▸ Excerpted records:

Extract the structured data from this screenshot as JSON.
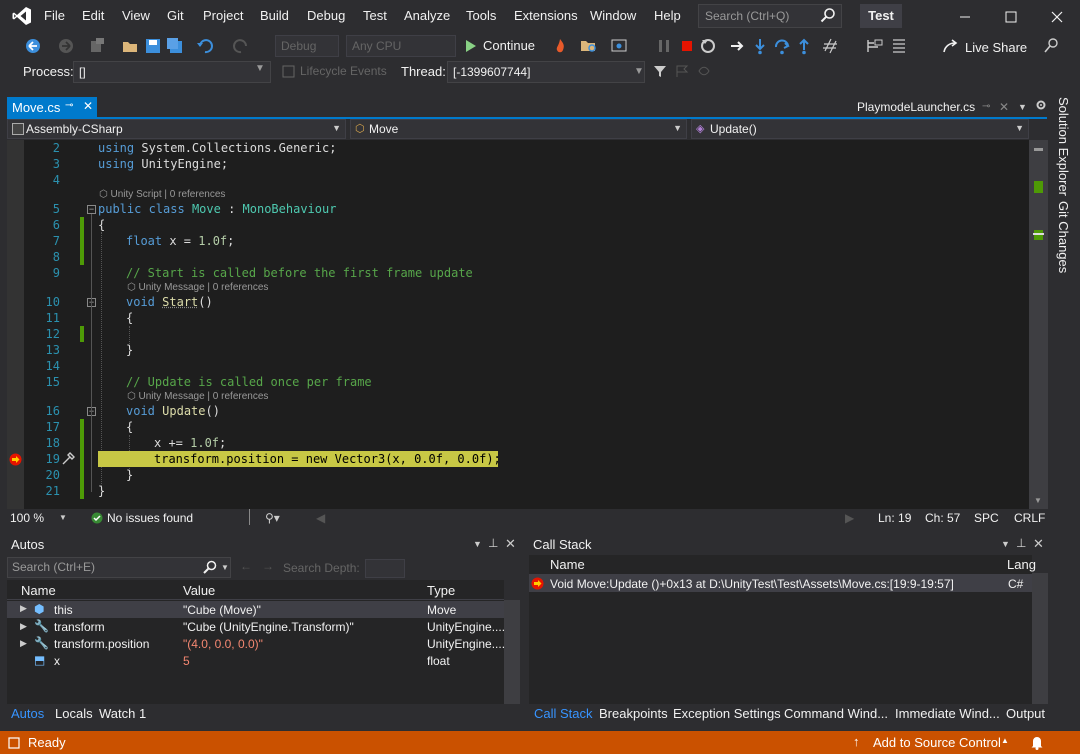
{
  "menu": {
    "items": [
      "File",
      "Edit",
      "View",
      "Git",
      "Project",
      "Build",
      "Debug",
      "Test",
      "Analyze",
      "Tools",
      "Extensions",
      "Window",
      "Help"
    ],
    "search_placeholder": "Search (Ctrl+Q)",
    "solution_name": "Test"
  },
  "toolbar": {
    "configuration": "Debug",
    "platform": "Any CPU",
    "continue_label": "Continue",
    "live_share_label": "Live Share"
  },
  "debug_location": {
    "process_label": "Process:",
    "process_value": "[]",
    "lifecycle_label": "Lifecycle Events",
    "thread_label": "Thread:",
    "thread_value": "[-1399607744]"
  },
  "document_tabs": {
    "active": "Move.cs",
    "other": "PlaymodeLauncher.cs"
  },
  "navigation": {
    "project": "Assembly-CSharp",
    "type": "Move",
    "member": "Update()"
  },
  "code": {
    "line_numbers": [
      "2",
      "3",
      "4",
      "5",
      "6",
      "7",
      "8",
      "9",
      "10",
      "11",
      "12",
      "13",
      "14",
      "15",
      "16",
      "17",
      "18",
      "19",
      "20",
      "21"
    ],
    "lens_class": "Unity Script | 0 references",
    "lens_start": "Unity Message | 0 references",
    "lens_update": "Unity Message | 0 references",
    "tokens": {
      "using": "using",
      "ns1": " System.Collections.Generic;",
      "ns2": " UnityEngine;",
      "public": "public",
      "class": " class ",
      "classname": "Move",
      "colon": " : ",
      "base": "MonoBehaviour",
      "open_brace": "{",
      "close_brace": "}",
      "float": "float",
      "x_decl": " x = ",
      "float_val": "1.0f",
      "semi": ";",
      "comment_start": "// Start is called before the first frame update",
      "void": "void",
      "start_name": "Start",
      "parens": "()",
      "comment_update": "// Update is called once per frame",
      "update_name": "Update",
      "x_inc": "x += ",
      "current_line": "transform.position = new Vector3(x, 0.0f, 0.0f);"
    }
  },
  "editor_status": {
    "zoom": "100 %",
    "issues": "No issues found",
    "line": "Ln: 19",
    "col": "Ch: 57",
    "spacing": "SPC",
    "line_ending": "CRLF"
  },
  "autos": {
    "title": "Autos",
    "search_placeholder": "Search (Ctrl+E)",
    "search_depth_label": "Search Depth:",
    "columns": [
      "Name",
      "Value",
      "Type"
    ],
    "rows": [
      {
        "name": "this",
        "value": "\"Cube (Move)\"",
        "type": "Move"
      },
      {
        "name": "transform",
        "value": "\"Cube (UnityEngine.Transform)\"",
        "type": "UnityEngine...."
      },
      {
        "name": "transform.position",
        "value": "\"(4.0, 0.0, 0.0)\"",
        "type": "UnityEngine...."
      },
      {
        "name": "x",
        "value": "5",
        "type": "float"
      }
    ],
    "tabs": [
      "Autos",
      "Locals",
      "Watch 1"
    ]
  },
  "call_stack": {
    "title": "Call Stack",
    "columns": [
      "Name",
      "Lang"
    ],
    "rows": [
      {
        "name": "Void Move:Update ()+0x13 at D:\\UnityTest\\Test\\Assets\\Move.cs:[19:9-19:57]",
        "lang": "C#"
      }
    ],
    "tabs": [
      "Call Stack",
      "Breakpoints",
      "Exception Settings",
      "Command Wind...",
      "Immediate Wind...",
      "Output"
    ]
  },
  "side_tabs": [
    "Solution Explorer",
    "Git Changes"
  ],
  "status": {
    "ready": "Ready",
    "source_control": "Add to Source Control"
  },
  "colors": {
    "accent": "#007acc",
    "status_bar": "#ca5100",
    "current_statement": "#c8c845",
    "change_marker": "#4e9a06"
  }
}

▸ The exercise:
Leave the pictures out and print the records above exactly as they stand.

▸ Task solution:
Extract the structured data from this screenshot as JSON.
{
  "menu": {
    "items": [
      "File",
      "Edit",
      "View",
      "Git",
      "Project",
      "Build",
      "Debug",
      "Test",
      "Analyze",
      "Tools",
      "Extensions",
      "Window",
      "Help"
    ],
    "search_placeholder": "Search (Ctrl+Q)",
    "solution_name": "Test"
  },
  "toolbar": {
    "configuration": "Debug",
    "platform": "Any CPU",
    "continue_label": "Continue",
    "live_share_label": "Live Share"
  },
  "debug_location": {
    "process_label": "Process:",
    "process_value": "[]",
    "lifecycle_label": "Lifecycle Events",
    "thread_label": "Thread:",
    "thread_value": "[-1399607744]"
  },
  "document_tabs": {
    "active": "Move.cs",
    "other": "PlaymodeLauncher.cs"
  },
  "navigation": {
    "project": "Assembly-CSharp",
    "type": "Move",
    "member": "Update()"
  },
  "code": {
    "line_numbers": [
      "2",
      "3",
      "4",
      "5",
      "6",
      "7",
      "8",
      "9",
      "10",
      "11",
      "12",
      "13",
      "14",
      "15",
      "16",
      "17",
      "18",
      "19",
      "20",
      "21"
    ],
    "lens_class": "Unity Script | 0 references",
    "lens_start": "Unity Message | 0 references",
    "lens_update": "Unity Message | 0 references",
    "tokens": {
      "using": "using",
      "ns1": " System.Collections.Generic;",
      "ns2": " UnityEngine;",
      "public": "public",
      "class": " class ",
      "classname": "Move",
      "colon": " : ",
      "base": "MonoBehaviour",
      "open_brace": "{",
      "close_brace": "}",
      "float": "float",
      "x_decl": " x = ",
      "float_val": "1.0f",
      "semi": ";",
      "comment_start": "// Start is called before the first frame update",
      "void": "void",
      "start_name": "Start",
      "parens": "()",
      "comment_update": "// Update is called once per frame",
      "update_name": "Update",
      "x_inc": "x += ",
      "current_line": "transform.position = new Vector3(x, 0.0f, 0.0f);"
    }
  },
  "editor_status": {
    "zoom": "100 %",
    "issues": "No issues found",
    "line": "Ln: 19",
    "col": "Ch: 57",
    "spacing": "SPC",
    "line_ending": "CRLF"
  },
  "autos": {
    "title": "Autos",
    "search_placeholder": "Search (Ctrl+E)",
    "search_depth_label": "Search Depth:",
    "columns": [
      "Name",
      "Value",
      "Type"
    ],
    "rows": [
      {
        "name": "this",
        "value": "\"Cube (Move)\"",
        "type": "Move"
      },
      {
        "name": "transform",
        "value": "\"Cube (UnityEngine.Transform)\"",
        "type": "UnityEngine...."
      },
      {
        "name": "transform.position",
        "value": "\"(4.0, 0.0, 0.0)\"",
        "type": "UnityEngine...."
      },
      {
        "name": "x",
        "value": "5",
        "type": "float"
      }
    ],
    "tabs": [
      "Autos",
      "Locals",
      "Watch 1"
    ]
  },
  "call_stack": {
    "title": "Call Stack",
    "columns": [
      "Name",
      "Lang"
    ],
    "rows": [
      {
        "name": "Void Move:Update ()+0x13 at D:\\UnityTest\\Test\\Assets\\Move.cs:[19:9-19:57]",
        "lang": "C#"
      }
    ],
    "tabs": [
      "Call Stack",
      "Breakpoints",
      "Exception Settings",
      "Command Wind...",
      "Immediate Wind...",
      "Output"
    ]
  },
  "side_tabs": [
    "Solution Explorer",
    "Git Changes"
  ],
  "status": {
    "ready": "Ready",
    "source_control": "Add to Source Control"
  },
  "colors": {
    "accent": "#007acc",
    "status_bar": "#ca5100",
    "current_statement": "#c8c845",
    "change_marker": "#4e9a06"
  }
}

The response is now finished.